▸ Your task
Rewrite every line of the material below as a Markdown table with the columns "Row" and "Line", numbering the rows and omitting blank lines and the pictures.

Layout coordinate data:

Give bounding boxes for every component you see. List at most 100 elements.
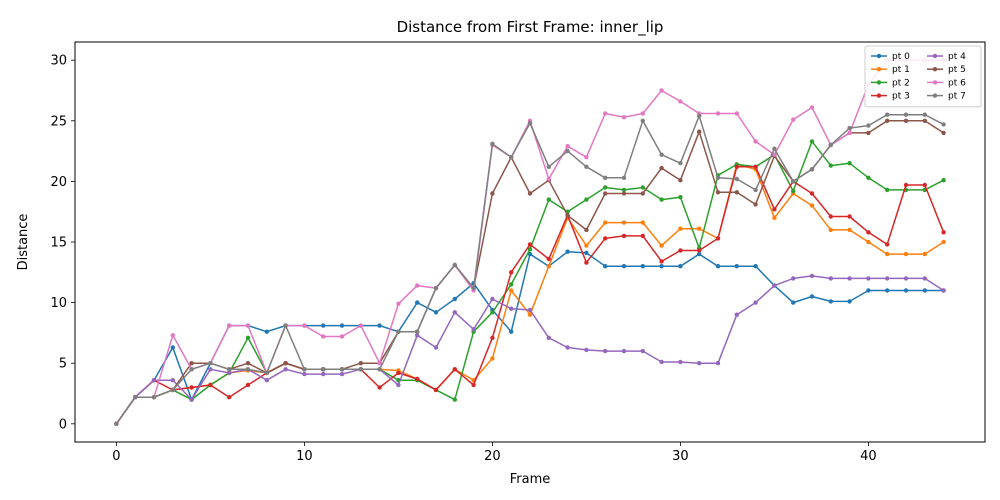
data-point xyxy=(170,345,175,350)
data-point xyxy=(415,300,420,305)
data-point xyxy=(415,329,420,334)
data-point xyxy=(903,251,909,257)
data-point xyxy=(396,301,401,306)
data-point xyxy=(339,371,345,377)
data-point xyxy=(753,139,758,144)
data-point xyxy=(922,182,927,188)
data-point xyxy=(659,152,664,157)
data-point xyxy=(509,155,514,160)
data-point xyxy=(433,285,439,291)
legend-item: pt 3 xyxy=(871,92,910,102)
data-point xyxy=(697,361,702,366)
legend-item: pt 4 xyxy=(927,52,966,62)
data-point xyxy=(189,361,194,366)
data-point xyxy=(715,190,721,195)
data-point xyxy=(227,367,232,372)
data-point xyxy=(734,111,739,116)
data-point xyxy=(809,167,815,172)
data-point xyxy=(809,203,815,208)
data-point xyxy=(715,111,721,116)
data-point xyxy=(302,371,307,377)
data-point xyxy=(753,264,758,269)
data-point xyxy=(640,118,645,124)
series-pt-4 xyxy=(114,273,946,426)
data-point xyxy=(302,323,307,328)
data-point xyxy=(358,323,363,328)
data-point xyxy=(640,220,645,225)
data-point xyxy=(527,191,533,196)
data-point xyxy=(640,185,645,190)
data-point xyxy=(358,367,363,372)
data-point xyxy=(584,227,589,233)
data-point xyxy=(133,395,138,400)
data-point xyxy=(321,323,326,328)
data-point xyxy=(621,264,627,269)
data-point xyxy=(415,376,420,382)
data-point xyxy=(603,175,608,180)
legend-item: pt 5 xyxy=(927,65,966,75)
data-point xyxy=(565,148,570,154)
data-point xyxy=(941,230,946,235)
data-point xyxy=(603,111,608,116)
data-point xyxy=(189,397,194,402)
data-point xyxy=(584,260,589,265)
data-point xyxy=(866,288,871,293)
data-point xyxy=(734,312,739,317)
legend-label: pt 0 xyxy=(892,52,910,62)
data-point xyxy=(358,361,363,366)
data-point xyxy=(227,323,232,328)
data-point xyxy=(565,144,570,149)
data-point xyxy=(772,152,777,157)
series-pt-7 xyxy=(114,112,946,426)
data-point xyxy=(866,175,871,180)
data-point xyxy=(809,139,815,144)
data-point xyxy=(471,382,476,388)
data-point xyxy=(903,182,909,188)
data-point xyxy=(659,243,664,248)
data-point xyxy=(584,243,589,248)
data-point xyxy=(621,233,627,239)
data-point xyxy=(659,264,664,269)
data-point xyxy=(809,191,815,196)
data-point xyxy=(452,310,457,315)
data-point xyxy=(471,327,476,332)
data-point xyxy=(941,130,946,136)
data-point xyxy=(847,130,852,136)
data-point xyxy=(791,300,796,305)
data-point xyxy=(791,179,796,184)
data-point xyxy=(715,175,721,180)
legend-marker xyxy=(932,53,938,59)
x-tick-label: 40 xyxy=(860,449,877,464)
data-point xyxy=(847,125,852,131)
legend-label: pt 4 xyxy=(948,52,966,62)
data-point xyxy=(809,294,815,299)
data-point xyxy=(678,264,683,269)
data-point xyxy=(584,250,589,256)
data-point xyxy=(903,118,909,124)
data-point xyxy=(659,259,664,264)
data-point xyxy=(715,264,721,269)
data-point xyxy=(527,312,533,317)
legend-box xyxy=(864,45,982,108)
data-point xyxy=(452,296,457,302)
data-point xyxy=(885,118,890,124)
legend-label: pt 6 xyxy=(948,78,966,88)
data-point xyxy=(885,242,890,247)
data-point xyxy=(264,329,269,334)
data-point xyxy=(791,276,796,281)
data-point xyxy=(734,264,739,269)
data-point xyxy=(828,276,833,281)
data-point xyxy=(603,220,608,225)
data-point xyxy=(396,382,401,388)
x-tick-label: 30 xyxy=(672,449,689,464)
data-point xyxy=(565,345,570,350)
data-point xyxy=(791,117,796,122)
data-point xyxy=(339,323,345,328)
data-point xyxy=(678,359,683,365)
legend-marker xyxy=(876,80,882,85)
data-point xyxy=(603,185,608,190)
legend-marker xyxy=(932,93,938,98)
data-point xyxy=(847,161,852,166)
data-point xyxy=(546,176,551,182)
data-point xyxy=(527,242,533,247)
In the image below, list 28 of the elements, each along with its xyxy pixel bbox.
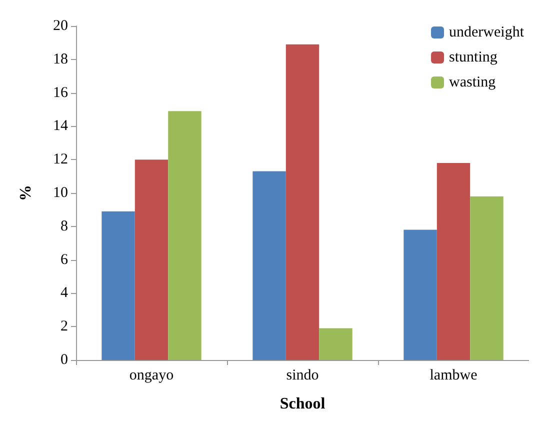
x-axis-title: School bbox=[280, 396, 326, 412]
y-tick-label: 4 bbox=[60, 285, 68, 302]
bar bbox=[404, 230, 437, 360]
legend-label: underweight bbox=[449, 24, 525, 40]
bar bbox=[470, 196, 504, 360]
bar bbox=[319, 328, 352, 360]
bar bbox=[436, 162, 470, 360]
bar bbox=[168, 111, 202, 360]
bar bbox=[102, 211, 135, 360]
y-tick-label: 8 bbox=[60, 218, 68, 234]
x-tick-label: ongayo bbox=[129, 368, 174, 384]
bar bbox=[252, 171, 286, 360]
y-tick-label: 0 bbox=[60, 352, 68, 368]
bar bbox=[134, 160, 168, 360]
y-tick-label: 12 bbox=[53, 152, 68, 168]
x-tick-label: lambwe bbox=[430, 368, 478, 384]
y-axis-title: % bbox=[18, 185, 34, 201]
y-tick-label: 18 bbox=[53, 51, 68, 68]
y-tick-label: 14 bbox=[53, 118, 68, 134]
y-tick-label: 20 bbox=[53, 18, 68, 34]
legend-label: wasting bbox=[449, 74, 496, 90]
y-tick-label: 2 bbox=[60, 318, 68, 335]
y-tick-label: 6 bbox=[60, 252, 68, 268]
legend-label: stunting bbox=[449, 50, 498, 66]
y-tick-label: 16 bbox=[53, 84, 68, 101]
y-tick-label: 10 bbox=[53, 185, 68, 201]
x-tick-label: sindo bbox=[286, 368, 319, 384]
bar bbox=[286, 44, 320, 360]
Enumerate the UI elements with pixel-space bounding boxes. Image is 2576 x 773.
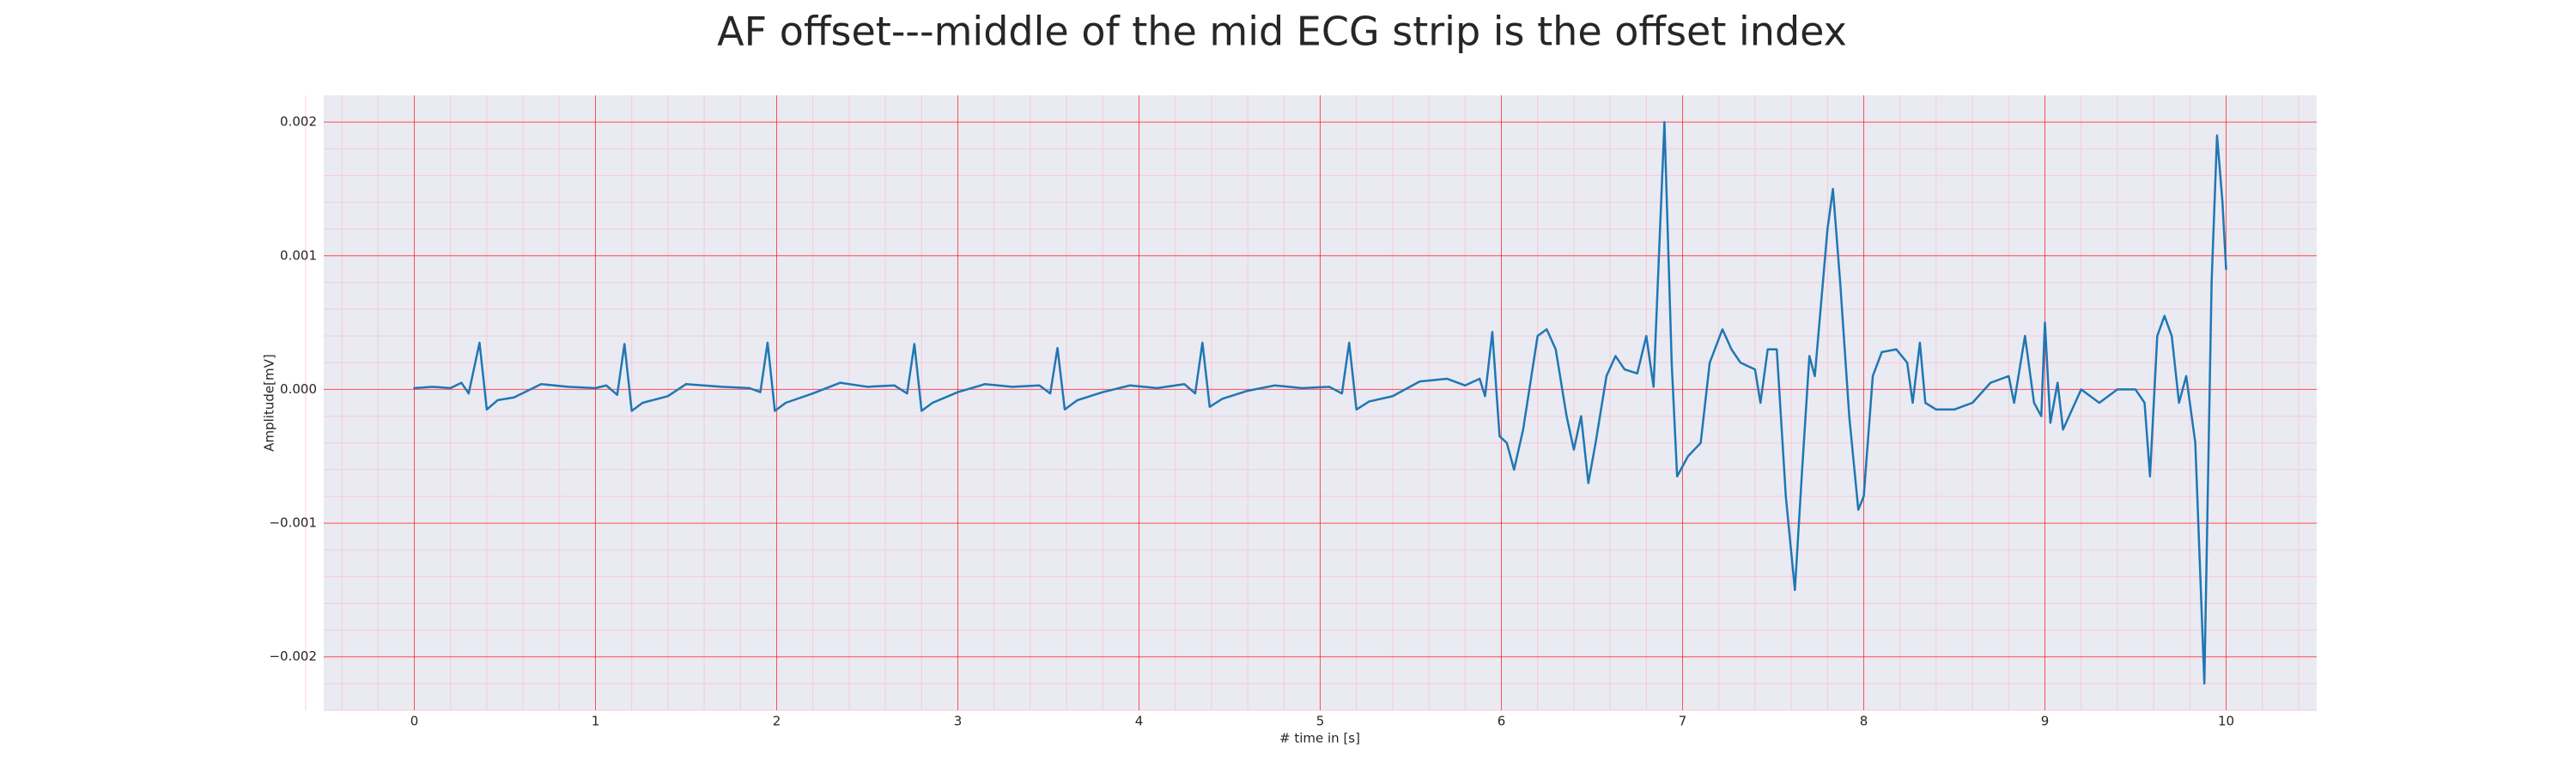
x-tick-label: 6 xyxy=(1498,714,1506,729)
x-tick-label: 8 xyxy=(1860,714,1868,729)
x-tick-label: 5 xyxy=(1316,714,1325,729)
x-tick-label: 9 xyxy=(2041,714,2050,729)
y-tick-label: −0.002 xyxy=(269,648,317,664)
y-axis-label: Amplitude[mV] xyxy=(262,354,277,451)
x-axis-label: # time in [s] xyxy=(1279,731,1360,746)
x-tick-label: 7 xyxy=(1679,714,1687,729)
x-tick-label: 4 xyxy=(1135,714,1144,729)
ecg-line xyxy=(413,120,2227,685)
x-tick-label: 1 xyxy=(592,714,600,729)
x-tick-label: 10 xyxy=(2218,714,2234,729)
x-tick-label: 0 xyxy=(410,714,419,729)
y-tick-label: 0.000 xyxy=(280,381,317,397)
chart-title: AF offset---middle of the mid ECG strip … xyxy=(717,9,1847,55)
y-tick-label: −0.001 xyxy=(269,515,317,531)
y-tick-label: 0.002 xyxy=(280,114,317,130)
x-tick-label: 2 xyxy=(773,714,781,729)
y-tick-label: 0.001 xyxy=(280,247,317,263)
marks xyxy=(413,120,2227,685)
x-tick-label: 3 xyxy=(954,714,963,729)
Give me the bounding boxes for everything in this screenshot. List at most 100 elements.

▸ Task output
| Row | Line |
|---|---|
| 1 | Give bounding boxes for every component you see. List at most 100 elements. |
| 2 | data-point xyxy=(170,345,175,350) |
| 3 | data-point xyxy=(415,300,420,305) |
| 4 | data-point xyxy=(415,329,420,334) |
| 5 | data-point xyxy=(903,251,909,257) |
| 6 | data-point xyxy=(396,301,401,306) |
| 7 | data-point xyxy=(339,371,345,377) |
| 8 | data-point xyxy=(753,139,758,144) |
| 9 | data-point xyxy=(922,182,927,188) |
| 10 | data-point xyxy=(659,152,664,157) |
| 11 | data-point xyxy=(509,155,514,160) |
| 12 | data-point xyxy=(433,285,439,291) |
| 13 | legend-item: pt 3 xyxy=(871,92,910,102) |
| 14 | data-point xyxy=(697,361,702,366) |
| 15 | legend-item: pt 4 xyxy=(927,52,966,62) |
| 16 | data-point xyxy=(189,361,194,366) |
| 17 | data-point xyxy=(715,190,721,195) |
| 18 | data-point xyxy=(227,367,232,372) |
| 19 | data-point xyxy=(734,111,739,116) |
| 20 | data-point xyxy=(809,167,815,172) |
| 21 | data-point xyxy=(809,203,815,208) |
| 22 | data-point xyxy=(715,111,721,116) |
| 23 | data-point xyxy=(302,371,307,377) |
| 24 | data-point xyxy=(753,264,758,269) |
| 25 | data-point xyxy=(640,118,645,124) |
| 26 | series-pt-4 xyxy=(114,273,946,426) |
| 27 | data-point xyxy=(302,323,307,328) |
| 28 | data-point xyxy=(358,323,363,328) |
| 29 | data-point xyxy=(640,220,645,225) |
| 30 | data-point xyxy=(527,191,533,196) |
| 31 | data-point xyxy=(640,185,645,190) |
| 32 | data-point xyxy=(358,367,363,372) |
| 33 | data-point xyxy=(584,227,589,233) |
| 34 | data-point xyxy=(133,395,138,400) |
| 35 | data-point xyxy=(321,323,326,328) |
| 36 | data-point xyxy=(621,264,627,269) |
| 37 | data-point xyxy=(415,376,420,382) |
| 38 | data-point xyxy=(603,175,608,180) |
| 39 | legend-item: pt 5 xyxy=(927,65,966,75) |
| 40 | data-point xyxy=(565,148,570,154) |
| 41 | data-point xyxy=(941,230,946,235) |
| 42 | data-point xyxy=(603,111,608,116) |
| 43 | data-point xyxy=(189,397,194,402) |
| 44 | data-point xyxy=(584,260,589,265) |
| 45 | data-point xyxy=(866,288,871,293) |
| 46 | data-point xyxy=(734,312,739,317) |
| 47 | legend-label: pt 0 xyxy=(892,52,910,62) |
| 48 | data-point xyxy=(358,361,363,366) |
| 49 | data-point xyxy=(227,323,232,328) |
| 50 | data-point xyxy=(565,144,570,149) |
| 51 | data-point xyxy=(772,152,777,157) |
| 52 | series-pt-7 xyxy=(114,112,946,426) |
| 53 | data-point xyxy=(866,175,871,180) |
| 54 | data-point xyxy=(809,139,815,144) |
| 55 | data-point xyxy=(471,382,476,388) |
| 56 | data-point xyxy=(903,182,909,188) |
| 57 | data-point xyxy=(659,243,664,248) |
| 58 | data-point xyxy=(584,243,589,248) |
| 59 | data-point xyxy=(621,233,627,239) |
| 60 | data-point xyxy=(659,264,664,269) |
| 61 | data-point xyxy=(809,191,815,196) |
| 62 | data-point xyxy=(452,310,457,315) |
| 63 | data-point xyxy=(471,327,476,332) |
| 64 | data-point xyxy=(941,130,946,136) |
| 65 | data-point xyxy=(847,130,852,136) |
| 66 | data-point xyxy=(791,300,796,305) |
| 67 | data-point xyxy=(791,179,796,184) |
| 68 | data-point xyxy=(715,175,721,180) |
| 69 | legend-marker xyxy=(932,53,938,59) |
| 70 | x-tick-label: 40 xyxy=(860,449,877,464) |
| 71 | data-point xyxy=(847,125,852,131) |
| 72 | legend-label: pt 4 xyxy=(948,52,966,62) |
| 73 | data-point xyxy=(809,294,815,299) |
| 74 | data-point xyxy=(678,264,683,269) |
| 75 | data-point xyxy=(584,250,589,256) |
| 76 | data-point xyxy=(903,118,909,124) |
| 77 | data-point xyxy=(659,259,664,264) |
| 78 | data-point xyxy=(715,264,721,269) |
| 79 | data-point xyxy=(527,312,533,317) |
| 80 | legend-box xyxy=(864,45,982,108) |
| 81 | data-point xyxy=(452,296,457,302) |
| 82 | data-point xyxy=(885,118,890,124) |
| 83 | legend-label: pt 6 xyxy=(948,78,966,88) |
| 84 | data-point xyxy=(885,242,890,247) |
| 85 | data-point xyxy=(264,329,269,334) |
| 86 | data-point xyxy=(791,276,796,281) |
| 87 | data-point xyxy=(734,264,739,269) |
| 88 | data-point xyxy=(828,276,833,281) |
| 89 | data-point xyxy=(603,220,608,225) |
| 90 | data-point xyxy=(396,382,401,388) |
| 91 | x-tick-label: 30 xyxy=(672,449,689,464) |
| 92 | data-point xyxy=(565,345,570,350) |
| 93 | data-point xyxy=(791,117,796,122) |
| 94 | data-point xyxy=(339,323,345,328) |
| 95 | data-point xyxy=(678,359,683,365) |
| 96 | legend-marker xyxy=(876,80,882,85) |
| 97 | data-point xyxy=(603,185,608,190) |
| 98 | legend-marker xyxy=(932,93,938,98) |
| 99 | data-point xyxy=(847,161,852,166) |
| 100 | data-point xyxy=(546,176,551,182) |
| 101 | data-point xyxy=(527,242,533,247) |
| 102 | In the image below, list 28 of the elements, each along with its xyxy pixel bbox. |
| 103 | x-axis-title: School bbox=[280, 396, 326, 412] |
| 104 | y-tick-label: 4 bbox=[60, 285, 68, 302] |
| 105 | bar bbox=[404, 230, 437, 360] |
| 106 | legend-label: underweight bbox=[449, 24, 525, 40] |
| 107 | bar bbox=[470, 196, 504, 360] |
| 108 | bar bbox=[319, 328, 352, 360] |
| 109 | bar bbox=[436, 162, 470, 360] |
| 110 | bar bbox=[168, 111, 202, 360] |
| 111 | bar bbox=[102, 211, 135, 360] |
| 112 | y-tick-label: 8 bbox=[60, 218, 68, 234] |
| 113 | x-tick-label: ongayo bbox=[129, 368, 174, 384] |
| 114 | bar bbox=[252, 171, 286, 360] |
| 115 | y-tick-label: 0 bbox=[60, 352, 68, 368] |
| 116 | bar bbox=[134, 160, 168, 360] |
| 117 | y-tick-label: 12 bbox=[53, 152, 68, 168] |
| 118 | x-tick-label: lambwe bbox=[430, 368, 478, 384] |
| 119 | y-axis-title: % bbox=[18, 185, 34, 201] |
| 120 | y-tick-label: 18 bbox=[53, 51, 68, 68] |
| 121 | y-tick-label: 14 bbox=[53, 118, 68, 134] |
| 122 | y-tick-label: 20 bbox=[53, 18, 68, 34] |
| 123 | legend-label: wasting bbox=[449, 74, 496, 90] |
| 124 | y-tick-label: 2 bbox=[60, 318, 68, 335] |
| 125 | y-tick-label: 6 bbox=[60, 252, 68, 268] |
| 126 | legend-label: stunting bbox=[449, 50, 498, 66] |
| 127 | y-tick-label: 16 bbox=[53, 84, 68, 101] |
| 128 | y-tick-label: 10 bbox=[53, 185, 68, 201] |
| 129 | x-tick-label: sindo bbox=[286, 368, 319, 384] |
| 130 | bar bbox=[286, 44, 320, 360] |
| 131 | Enumerate the UI elements with pixel-space bounding boxes. Image is 2576 x 773. |
| 132 | x-tick-label: 6 xyxy=(1498,714,1506,729) |
| 133 | x-tick-label: 8 xyxy=(1860,714,1868,729) |
| 134 | x-tick-label: 5 xyxy=(1316,714,1325,729) |
| 135 | x-tick-label: 9 xyxy=(2041,714,2050,729) |
| 136 | y-tick-label: −0.002 xyxy=(269,648,317,664) |
| 137 | y-axis-label: Amplitude[mV] xyxy=(262,354,277,451) |
| 138 | x-axis-label: # time in [s] xyxy=(1279,731,1360,746) |
| 139 | x-tick-label: 7 xyxy=(1679,714,1687,729) |
| 140 | x-tick-label: 4 xyxy=(1135,714,1144,729) |
| 141 | ecg-line xyxy=(413,120,2227,685) |
| 142 | x-tick-label: 1 xyxy=(592,714,600,729) |
| 143 | x-tick-label: 10 xyxy=(2218,714,2234,729) |
| 144 | x-tick-label: 0 xyxy=(410,714,419,729) |
| 145 | y-tick-label: 0.000 xyxy=(280,381,317,397) |
| 146 | chart-title: AF offset---middle of the mid ECG strip … xyxy=(717,9,1847,55) |
| 147 | y-tick-label: −0.001 xyxy=(269,515,317,531) |
| 148 | y-tick-label: 0.002 xyxy=(280,114,317,130) |
| 149 | x-tick-label: 2 xyxy=(773,714,781,729) |
| 150 | y-tick-label: 0.001 xyxy=(280,247,317,263) |
| 151 | marks xyxy=(413,120,2227,685) |
| 152 | x-tick-label: 3 xyxy=(954,714,963,729) |
| 153 | Give me the bounding boxes for everything in this screenshot. List at most 100 elements. |